Element location data

------------------------------

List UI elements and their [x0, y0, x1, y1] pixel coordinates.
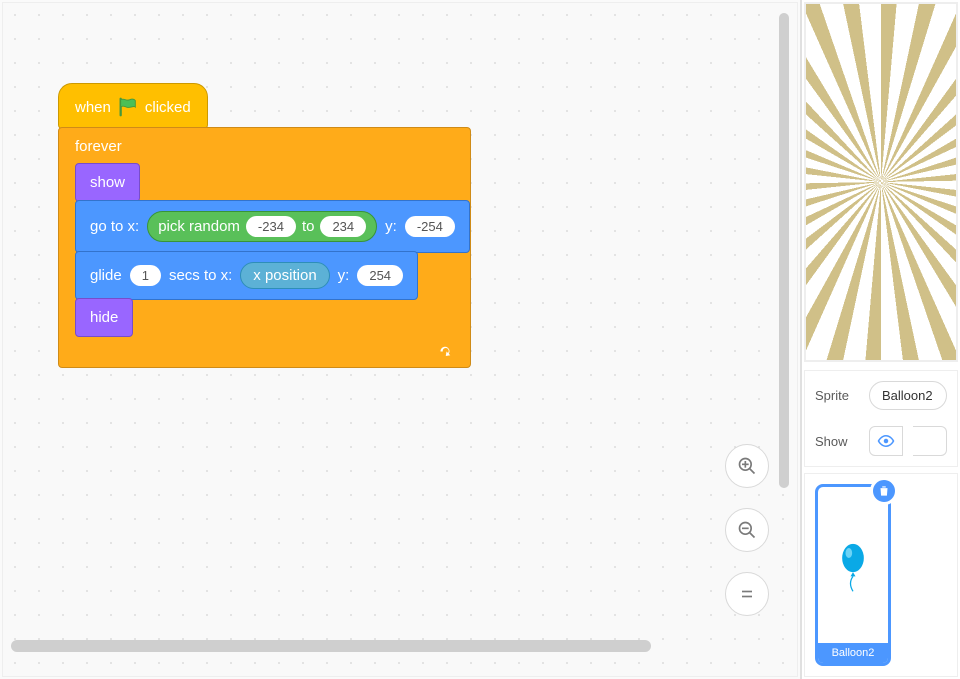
zoom-out-button[interactable] [725, 508, 769, 552]
when-flag-clicked-block[interactable]: when clicked [58, 83, 208, 129]
sprite-info-panel: Sprite Balloon2 Show [804, 370, 958, 467]
hat-text-pre: when [75, 99, 111, 116]
visibility-show-button[interactable] [869, 426, 903, 456]
sprite-caption: Balloon2 [818, 643, 888, 663]
zoom-in-button[interactable] [725, 444, 769, 488]
goto-pre: go to x: [90, 218, 139, 235]
stage-backdrop-rays [806, 4, 956, 360]
right-panel: Sprite Balloon2 Show Ballo [800, 0, 960, 679]
v-scroll-thumb[interactable] [779, 13, 789, 488]
glide-mid: secs to x: [169, 267, 232, 284]
x-position-label: x position [253, 267, 316, 284]
v-scroll-track[interactable] [779, 13, 789, 488]
block-stack[interactable]: when clicked forever show go to x: pick … [58, 83, 471, 368]
forever-body: show go to x: pick random -234 to 234 y:… [75, 165, 470, 337]
code-workspace[interactable]: when clicked forever show go to x: pick … [2, 2, 798, 677]
random-from-input[interactable]: -234 [246, 216, 296, 237]
glide-y-input[interactable]: 254 [357, 265, 403, 286]
hide-block[interactable]: hide [75, 298, 133, 337]
sprite-name-input[interactable]: Balloon2 [869, 381, 947, 410]
random-mid: to [302, 218, 315, 235]
glide-block[interactable]: glide 1 secs to x: x position y: 254 [75, 251, 418, 300]
show-block[interactable]: show [75, 163, 140, 202]
glide-y-label: y: [338, 267, 350, 284]
hat-text-post: clicked [145, 99, 191, 116]
forever-label: forever [75, 138, 122, 155]
balloon-icon [836, 543, 870, 593]
glide-pre: glide [90, 267, 122, 284]
goto-y-label: y: [385, 218, 397, 235]
goto-y-input[interactable]: -254 [405, 216, 455, 237]
zoom-controls [725, 444, 769, 616]
sprite-label: Sprite [815, 388, 859, 403]
glide-secs-input[interactable]: 1 [130, 265, 161, 286]
random-pre: pick random [158, 218, 240, 235]
sprite-list: Balloon2 [804, 473, 958, 677]
green-flag-icon [117, 96, 139, 118]
loop-arrow-icon [436, 341, 454, 363]
sprite-thumbnail [818, 487, 888, 643]
zoom-reset-button[interactable] [725, 572, 769, 616]
x-position-reporter[interactable]: x position [240, 262, 329, 289]
pick-random-block[interactable]: pick random -234 to 234 [147, 211, 377, 242]
random-to-input[interactable]: 234 [320, 216, 366, 237]
visibility-hide-button[interactable] [913, 426, 947, 456]
delete-sprite-button[interactable] [870, 477, 898, 505]
hide-label: hide [90, 309, 118, 326]
h-scroll-thumb[interactable] [11, 640, 651, 652]
trash-icon [877, 484, 891, 498]
forever-block[interactable]: forever show go to x: pick random -234 t… [58, 127, 471, 368]
eye-icon [877, 432, 895, 450]
goto-xy-block[interactable]: go to x: pick random -234 to 234 y: -254 [75, 200, 470, 253]
stage-preview[interactable] [804, 2, 958, 362]
forever-loop-footer [59, 337, 470, 367]
show-label: show [90, 174, 125, 191]
sprite-tile-balloon2[interactable]: Balloon2 [815, 484, 891, 666]
show-label: Show [815, 434, 859, 449]
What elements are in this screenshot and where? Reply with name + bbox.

------------------------------

*Exercise goal*:
Rewrite all of the records with "clickable" in place of every "interactable", keeping everything else unchanged. Omit the pictures from your answer.

*The output*:
List UI elements and their [x0, y0, x1, y1] pixel coordinates.
zoom-out-button[clickable] [725, 508, 769, 552]
when-flag-clicked-block[clickable]: when clicked [58, 83, 208, 129]
sprite-info-panel: Sprite Balloon2 Show [804, 370, 958, 467]
hat-text-pre: when [75, 99, 111, 116]
visibility-show-button[clickable] [869, 426, 903, 456]
sprite-caption: Balloon2 [818, 643, 888, 663]
zoom-in-button[clickable] [725, 444, 769, 488]
goto-pre: go to x: [90, 218, 139, 235]
stage-backdrop-rays [806, 4, 956, 360]
right-panel: Sprite Balloon2 Show Ballo [800, 0, 960, 679]
v-scroll-thumb[clickable] [779, 13, 789, 488]
glide-mid: secs to x: [169, 267, 232, 284]
x-position-label: x position [253, 267, 316, 284]
v-scroll-track[clickable] [779, 13, 789, 488]
block-stack[clickable]: when clicked forever show go to x: pick … [58, 83, 471, 368]
forever-body: show go to x: pick random -234 to 234 y:… [75, 165, 470, 337]
code-workspace[clickable]: when clicked forever show go to x: pick … [2, 2, 798, 677]
random-from-input[clickable]: -234 [246, 216, 296, 237]
glide-y-input[clickable]: 254 [357, 265, 403, 286]
hide-block[clickable]: hide [75, 298, 133, 337]
sprite-name-input[clickable]: Balloon2 [869, 381, 947, 410]
random-mid: to [302, 218, 315, 235]
glide-block[clickable]: glide 1 secs to x: x position y: 254 [75, 251, 418, 300]
show-block[clickable]: show [75, 163, 140, 202]
glide-y-label: y: [338, 267, 350, 284]
hat-text-post: clicked [145, 99, 191, 116]
forever-label: forever [75, 138, 122, 155]
balloon-icon [836, 543, 870, 593]
glide-pre: glide [90, 267, 122, 284]
goto-y-label: y: [385, 218, 397, 235]
goto-y-input[clickable]: -254 [405, 216, 455, 237]
zoom-controls [725, 444, 769, 616]
sprite-label: Sprite [815, 388, 859, 403]
glide-secs-input[clickable]: 1 [130, 265, 161, 286]
random-pre: pick random [158, 218, 240, 235]
sprite-list: Balloon2 [804, 473, 958, 677]
green-flag-icon [117, 96, 139, 118]
loop-arrow-icon [436, 341, 454, 363]
sprite-thumbnail [818, 487, 888, 643]
zoom-reset-button[clickable] [725, 572, 769, 616]
x-position-reporter[clickable]: x position [240, 262, 329, 289]
pick-random-block[clickable]: pick random -234 to 234 [147, 211, 377, 242]
random-to-input[clickable]: 234 [320, 216, 366, 237]
visibility-hide-button[clickable] [913, 426, 947, 456]
delete-sprite-button[clickable] [870, 477, 898, 505]
hide-label: hide [90, 309, 118, 326]
h-scroll-thumb[clickable] [11, 640, 651, 652]
trash-icon [877, 484, 891, 498]
forever-block[clickable]: forever show go to x: pick random -234 t… [58, 127, 471, 368]
eye-icon [877, 432, 895, 450]
goto-xy-block[clickable]: go to x: pick random -234 to 234 y: -254 [75, 200, 470, 253]
stage-preview[clickable] [804, 2, 958, 362]
forever-loop-footer [59, 337, 470, 367]
show-label: show [90, 174, 125, 191]
sprite-tile-balloon2[clickable]: Balloon2 [815, 484, 891, 666]
show-label: Show [815, 434, 859, 449]
What elements are in this screenshot and where? Reply with name + bbox.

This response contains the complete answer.